* _Written problem_:
Below is a listing to transcribe in full and exactly; keep the pictures out.

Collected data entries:
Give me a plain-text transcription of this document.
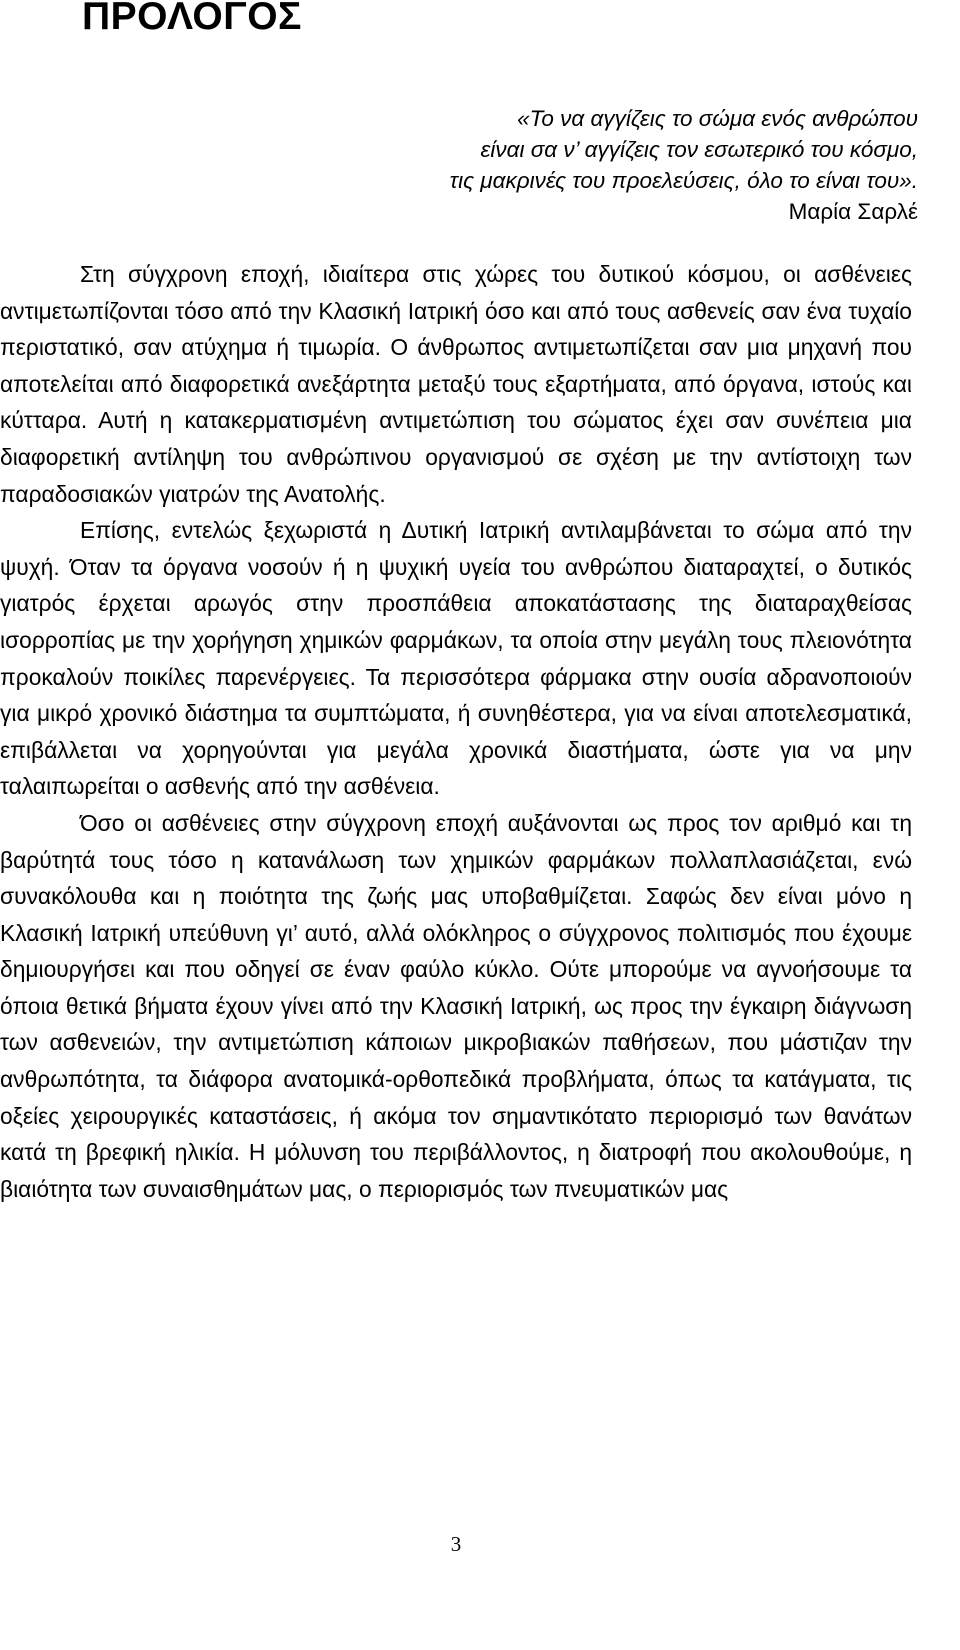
ΠΡΟΛΟΓΟΣ
«Το να αγγίζεις το σώμα ενός ανθρώπου
είναι σα ν’ αγγίζεις τον εσωτερικό του κόσμο,
τις μακρινές του προελεύσεις, όλο το είναι του».
Μαρία Σαρλέ

Στη σύγχρονη εποχή, ιδιαίτερα στις χώρες του δυτικού κόσμου, οι ασθένειες αντιμετωπίζονται τόσο από την Κλασική Ιατρική όσο και από τους ασθενείς σαν ένα τυχαίο περιστατικό, σαν ατύχημα ή τιμωρία. Ο άνθρωπος αντιμετωπίζεται σαν μια μηχανή που αποτελείται από διαφορετικά ανεξάρτητα μεταξύ τους εξαρτήματα, από όργανα, ιστούς και κύτταρα. Αυτή η κατακερματισμένη αντιμετώπιση του σώματος έχει σαν συνέπεια μια διαφορετική αντίληψη του ανθρώπινου οργανισμού σε σχέση με την αντίστοιχη των παραδοσιακών γιατρών της Ανατολής.

Επίσης, εντελώς ξεχωριστά η Δυτική Ιατρική αντιλαμβάνεται το σώμα από την ψυχή. Όταν τα όργανα νοσούν ή η ψυχική υγεία του ανθρώπου διαταραχτεί, ο δυτικός γιατρός έρχεται αρωγός στην προσπάθεια αποκατάστασης της διαταραχθείσας ισορροπίας με την χορήγηση χημικών φαρμάκων, τα οποία στην μεγάλη τους πλειονότητα προκαλούν ποικίλες παρενέργειες. Τα περισσότερα φάρμακα στην ουσία αδρανοποιούν για μικρό χρονικό διάστημα τα συμπτώματα, ή συνηθέστερα, για να είναι αποτελεσματικά, επιβάλλεται να χορηγούνται για μεγάλα χρονικά διαστήματα, ώστε για να μην ταλαιπωρείται ο ασθενής από την ασθένεια.

Όσο οι ασθένειες στην σύγχρονη εποχή αυξάνονται ως προς τον αριθμό και τη βαρύτητά τους τόσο η κατανάλωση των χημικών φαρμάκων πολλαπλασιάζεται, ενώ συνακόλουθα και η ποιότητα της ζωής μας υποβαθμίζεται. Σαφώς δεν είναι μόνο η Κλασική Ιατρική υπεύθυνη γι’ αυτό, αλλά ολόκληρος ο σύγχρονος πολιτισμός που έχουμε δημιουργήσει και που οδηγεί σε έναν φαύλο κύκλο. Ούτε μπορούμε να αγνοήσουμε τα όποια θετικά βήματα έχουν γίνει από την Κλασική Ιατρική, ως προς την έγκαιρη διάγνωση των ασθενειών, την αντιμετώπιση κάποιων μικροβιακών παθήσεων, που μάστιζαν την ανθρωπότητα, τα διάφορα ανατομικά-ορθοπεδικά προβλήματα, όπως τα κατάγματα, τις οξείες χειρουργικές καταστάσεις, ή ακόμα τον σημαντικότατο περιορισμό των θανάτων κατά τη βρεφική ηλικία. Η μόλυνση του περιβάλλοντος, η διατροφή που ακολουθούμε, η βιαιότητα των συναισθημάτων μας, ο περιορισμός των πνευματικών μας

3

* _Expected answer_:
Give me a plain-text transcription of this document.
ΠΡΟΛΟΓΟΣ
«Το να αγγίζεις το σώμα ενός ανθρώπου
είναι σα ν’ αγγίζεις τον εσωτερικό του κόσμο,
τις μακρινές του προελεύσεις, όλο το είναι του».
Μαρία Σαρλέ

Στη σύγχρονη εποχή, ιδιαίτερα στις χώρες του δυτικού κόσμου, οι ασθένειες αντιμετωπίζονται τόσο από την Κλασική Ιατρική όσο και από τους ασθενείς σαν ένα τυχαίο περιστατικό, σαν ατύχημα ή τιμωρία. Ο άνθρωπος αντιμετωπίζεται σαν μια μηχανή που αποτελείται από διαφορετικά ανεξάρτητα μεταξύ τους εξαρτήματα, από όργανα, ιστούς και κύτταρα. Αυτή η κατακερματισμένη αντιμετώπιση του σώματος έχει σαν συνέπεια μια διαφορετική αντίληψη του ανθρώπινου οργανισμού σε σχέση με την αντίστοιχη των παραδοσιακών γιατρών της Ανατολής.

Επίσης, εντελώς ξεχωριστά η Δυτική Ιατρική αντιλαμβάνεται το σώμα από την ψυχή. Όταν τα όργανα νοσούν ή η ψυχική υγεία του ανθρώπου διαταραχτεί, ο δυτικός γιατρός έρχεται αρωγός στην προσπάθεια αποκατάστασης της διαταραχθείσας ισορροπίας με την χορήγηση χημικών φαρμάκων, τα οποία στην μεγάλη τους πλειονότητα προκαλούν ποικίλες παρενέργειες. Τα περισσότερα φάρμακα στην ουσία αδρανοποιούν για μικρό χρονικό διάστημα τα συμπτώματα, ή συνηθέστερα, για να είναι αποτελεσματικά, επιβάλλεται να χορηγούνται για μεγάλα χρονικά διαστήματα, ώστε για να μην ταλαιπωρείται ο ασθενής από την ασθένεια.

Όσο οι ασθένειες στην σύγχρονη εποχή αυξάνονται ως προς τον αριθμό και τη βαρύτητά τους τόσο η κατανάλωση των χημικών φαρμάκων πολλαπλασιάζεται, ενώ συνακόλουθα και η ποιότητα της ζωής μας υποβαθμίζεται. Σαφώς δεν είναι μόνο η Κλασική Ιατρική υπεύθυνη γι’ αυτό, αλλά ολόκληρος ο σύγχρονος πολιτισμός που έχουμε δημιουργήσει και που οδηγεί σε έναν φαύλο κύκλο. Ούτε μπορούμε να αγνοήσουμε τα όποια θετικά βήματα έχουν γίνει από την Κλασική Ιατρική, ως προς την έγκαιρη διάγνωση των ασθενειών, την αντιμετώπιση κάποιων μικροβιακών παθήσεων, που μάστιζαν την ανθρωπότητα, τα διάφορα ανατομικά-ορθοπεδικά προβλήματα, όπως τα κατάγματα, τις οξείες χειρουργικές καταστάσεις, ή ακόμα τον σημαντικότατο περιορισμό των θανάτων κατά τη βρεφική ηλικία. Η μόλυνση του περιβάλλοντος, η διατροφή που ακολουθούμε, η βιαιότητα των συναισθημάτων μας, ο περιορισμός των πνευματικών μας

3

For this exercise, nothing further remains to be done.